A block of data:
++++++

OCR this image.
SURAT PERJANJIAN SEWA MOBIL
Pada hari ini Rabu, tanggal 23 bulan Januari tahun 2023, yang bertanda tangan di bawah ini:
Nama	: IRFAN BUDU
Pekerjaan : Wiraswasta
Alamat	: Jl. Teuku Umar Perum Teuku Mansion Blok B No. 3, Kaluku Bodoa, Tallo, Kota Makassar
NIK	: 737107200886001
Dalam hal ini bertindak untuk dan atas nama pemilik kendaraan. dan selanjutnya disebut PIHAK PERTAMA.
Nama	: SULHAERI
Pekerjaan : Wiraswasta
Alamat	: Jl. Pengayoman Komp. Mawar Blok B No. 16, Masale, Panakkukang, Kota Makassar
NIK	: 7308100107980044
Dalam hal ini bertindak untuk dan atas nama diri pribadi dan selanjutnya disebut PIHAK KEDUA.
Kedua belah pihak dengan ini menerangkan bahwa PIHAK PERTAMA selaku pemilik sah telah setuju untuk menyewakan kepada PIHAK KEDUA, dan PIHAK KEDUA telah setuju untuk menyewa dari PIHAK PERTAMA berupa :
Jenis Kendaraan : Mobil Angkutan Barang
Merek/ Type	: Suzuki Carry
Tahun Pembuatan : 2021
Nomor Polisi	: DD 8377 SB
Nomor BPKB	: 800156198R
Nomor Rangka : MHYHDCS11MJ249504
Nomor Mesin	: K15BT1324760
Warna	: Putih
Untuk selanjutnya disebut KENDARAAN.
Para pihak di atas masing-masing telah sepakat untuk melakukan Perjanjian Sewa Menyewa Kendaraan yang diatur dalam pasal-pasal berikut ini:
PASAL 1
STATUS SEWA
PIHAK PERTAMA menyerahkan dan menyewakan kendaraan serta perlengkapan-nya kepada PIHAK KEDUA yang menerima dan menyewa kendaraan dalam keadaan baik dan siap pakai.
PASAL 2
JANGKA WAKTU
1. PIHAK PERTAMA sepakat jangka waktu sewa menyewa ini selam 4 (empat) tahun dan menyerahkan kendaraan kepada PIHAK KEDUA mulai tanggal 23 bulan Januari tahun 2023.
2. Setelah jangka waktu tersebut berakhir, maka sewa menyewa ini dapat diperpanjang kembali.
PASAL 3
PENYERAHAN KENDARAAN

++++++

- Description of the task
Each record above should be restated word for word.

- Result of this task
OCR this image.
SURAT PERJANJIAN SEWA MOBIL
Pada hari ini Rabu, tanggal 23 bulan Januari tahun 2023, yang bertanda tangan di bawah ini:
Nama	: IRFAN BUDU
Pekerjaan : Wiraswasta
Alamat	: Jl. Teuku Umar Perum Teuku Mansion Blok B No. 3, Kaluku Bodoa, Tallo, Kota Makassar
NIK	: 737107200886001
Dalam hal ini bertindak untuk dan atas nama pemilik kendaraan. dan selanjutnya disebut PIHAK PERTAMA.
Nama	: SULHAERI
Pekerjaan : Wiraswasta
Alamat	: Jl. Pengayoman Komp. Mawar Blok B No. 16, Masale, Panakkukang, Kota Makassar
NIK	: 7308100107980044
Dalam hal ini bertindak untuk dan atas nama diri pribadi dan selanjutnya disebut PIHAK KEDUA.
Kedua belah pihak dengan ini menerangkan bahwa PIHAK PERTAMA selaku pemilik sah telah setuju untuk menyewakan kepada PIHAK KEDUA, dan PIHAK KEDUA telah setuju untuk menyewa dari PIHAK PERTAMA berupa :
Jenis Kendaraan : Mobil Angkutan Barang
Merek/ Type	: Suzuki Carry
Tahun Pembuatan : 2021
Nomor Polisi	: DD 8377 SB
Nomor BPKB	: 800156198R
Nomor Rangka : MHYHDCS11MJ249504
Nomor Mesin	: K15BT1324760
Warna	: Putih
Untuk selanjutnya disebut KENDARAAN.
Para pihak di atas masing-masing telah sepakat untuk melakukan Perjanjian Sewa Menyewa Kendaraan yang diatur dalam pasal-pasal berikut ini:
PASAL 1
STATUS SEWA
PIHAK PERTAMA menyerahkan dan menyewakan kendaraan serta perlengkapan-nya kepada PIHAK KEDUA yang menerima dan menyewa kendaraan dalam keadaan baik dan siap pakai.
PASAL 2
JANGKA WAKTU
1. PIHAK PERTAMA sepakat jangka waktu sewa menyewa ini selam 4 (empat) tahun dan menyerahkan kendaraan kepada PIHAK KEDUA mulai tanggal 23 bulan Januari tahun 2023.
2. Setelah jangka waktu tersebut berakhir, maka sewa menyewa ini dapat diperpanjang kembali.
PASAL 3
PENYERAHAN KENDARAAN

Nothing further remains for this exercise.